Task
Print all the records exactly, please.

___ Material for this task

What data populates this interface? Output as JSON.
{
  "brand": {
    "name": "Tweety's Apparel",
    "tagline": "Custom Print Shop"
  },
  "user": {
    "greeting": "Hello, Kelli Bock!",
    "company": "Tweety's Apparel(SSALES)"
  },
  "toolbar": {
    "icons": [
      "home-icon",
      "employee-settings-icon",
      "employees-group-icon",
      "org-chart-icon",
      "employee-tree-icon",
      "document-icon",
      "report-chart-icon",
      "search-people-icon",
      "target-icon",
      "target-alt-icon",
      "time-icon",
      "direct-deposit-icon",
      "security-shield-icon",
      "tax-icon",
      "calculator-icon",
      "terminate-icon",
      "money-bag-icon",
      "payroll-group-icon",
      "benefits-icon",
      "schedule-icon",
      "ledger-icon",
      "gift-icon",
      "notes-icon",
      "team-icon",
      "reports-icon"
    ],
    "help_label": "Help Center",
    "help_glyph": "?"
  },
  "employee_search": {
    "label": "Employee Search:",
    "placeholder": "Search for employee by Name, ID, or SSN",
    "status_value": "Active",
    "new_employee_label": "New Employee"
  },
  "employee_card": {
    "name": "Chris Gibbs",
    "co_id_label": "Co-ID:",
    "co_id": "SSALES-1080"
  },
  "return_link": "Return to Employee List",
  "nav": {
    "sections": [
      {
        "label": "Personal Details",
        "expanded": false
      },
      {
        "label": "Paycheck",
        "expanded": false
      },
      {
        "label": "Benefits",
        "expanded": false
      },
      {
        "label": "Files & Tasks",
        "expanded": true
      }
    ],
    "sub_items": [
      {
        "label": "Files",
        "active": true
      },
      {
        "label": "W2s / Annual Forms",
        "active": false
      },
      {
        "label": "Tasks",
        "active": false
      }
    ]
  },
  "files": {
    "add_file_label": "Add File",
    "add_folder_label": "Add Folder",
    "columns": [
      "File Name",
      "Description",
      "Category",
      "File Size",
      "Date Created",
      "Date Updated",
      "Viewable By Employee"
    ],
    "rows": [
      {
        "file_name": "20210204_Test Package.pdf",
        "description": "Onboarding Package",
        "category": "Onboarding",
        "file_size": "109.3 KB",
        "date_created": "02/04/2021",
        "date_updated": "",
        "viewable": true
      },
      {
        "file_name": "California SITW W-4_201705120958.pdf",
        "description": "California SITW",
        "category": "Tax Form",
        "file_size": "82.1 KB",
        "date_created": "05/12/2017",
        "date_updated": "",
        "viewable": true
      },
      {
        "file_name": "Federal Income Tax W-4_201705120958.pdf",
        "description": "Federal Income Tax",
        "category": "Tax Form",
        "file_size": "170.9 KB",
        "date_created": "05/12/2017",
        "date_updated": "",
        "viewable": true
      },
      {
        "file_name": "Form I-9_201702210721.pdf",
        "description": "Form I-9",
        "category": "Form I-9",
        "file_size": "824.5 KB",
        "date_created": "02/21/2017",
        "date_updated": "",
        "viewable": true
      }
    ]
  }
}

______

Answer for the task
What data populates this interface? Output as JSON.
{
  "brand": {
    "name": "Tweety's Apparel",
    "tagline": "Custom Print Shop"
  },
  "user": {
    "greeting": "Hello, Kelli Bock!",
    "company": "Tweety's Apparel(SSALES)"
  },
  "toolbar": {
    "icons": [
      "home-icon",
      "employee-settings-icon",
      "employees-group-icon",
      "org-chart-icon",
      "employee-tree-icon",
      "document-icon",
      "report-chart-icon",
      "search-people-icon",
      "target-icon",
      "target-alt-icon",
      "time-icon",
      "direct-deposit-icon",
      "security-shield-icon",
      "tax-icon",
      "calculator-icon",
      "terminate-icon",
      "money-bag-icon",
      "payroll-group-icon",
      "benefits-icon",
      "schedule-icon",
      "ledger-icon",
      "gift-icon",
      "notes-icon",
      "team-icon",
      "reports-icon"
    ],
    "help_label": "Help Center",
    "help_glyph": "?"
  },
  "employee_search": {
    "label": "Employee Search:",
    "placeholder": "Search for employee by Name, ID, or SSN",
    "status_value": "Active",
    "new_employee_label": "New Employee"
  },
  "employee_card": {
    "name": "Chris Gibbs",
    "co_id_label": "Co-ID:",
    "co_id": "SSALES-1080"
  },
  "return_link": "Return to Employee List",
  "nav": {
    "sections": [
      {
        "label": "Personal Details",
        "expanded": false
      },
      {
        "label": "Paycheck",
        "expanded": false
      },
      {
        "label": "Benefits",
        "expanded": false
      },
      {
        "label": "Files & Tasks",
        "expanded": true
      }
    ],
    "sub_items": [
      {
        "label": "Files",
        "active": true
      },
      {
        "label": "W2s / Annual Forms",
        "active": false
      },
      {
        "label": "Tasks",
        "active": false
      }
    ]
  },
  "files": {
    "add_file_label": "Add File",
    "add_folder_label": "Add Folder",
    "columns": [
      "File Name",
      "Description",
      "Category",
      "File Size",
      "Date Created",
      "Date Updated",
      "Viewable By Employee"
    ],
    "rows": [
      {
        "file_name": "20210204_Test Package.pdf",
        "description": "Onboarding Package",
        "category": "Onboarding",
        "file_size": "109.3 KB",
        "date_created": "02/04/2021",
        "date_updated": "",
        "viewable": true
      },
      {
        "file_name": "California SITW W-4_201705120958.pdf",
        "description": "California SITW",
        "category": "Tax Form",
        "file_size": "82.1 KB",
        "date_created": "05/12/2017",
        "date_updated": "",
        "viewable": true
      },
      {
        "file_name": "Federal Income Tax W-4_201705120958.pdf",
        "description": "Federal Income Tax",
        "category": "Tax Form",
        "file_size": "170.9 KB",
        "date_created": "05/12/2017",
        "date_updated": "",
        "viewable": true
      },
      {
        "file_name": "Form I-9_201702210721.pdf",
        "description": "Form I-9",
        "category": "Form I-9",
        "file_size": "824.5 KB",
        "date_created": "02/21/2017",
        "date_updated": "",
        "viewable": true
      }
    ]
  }
}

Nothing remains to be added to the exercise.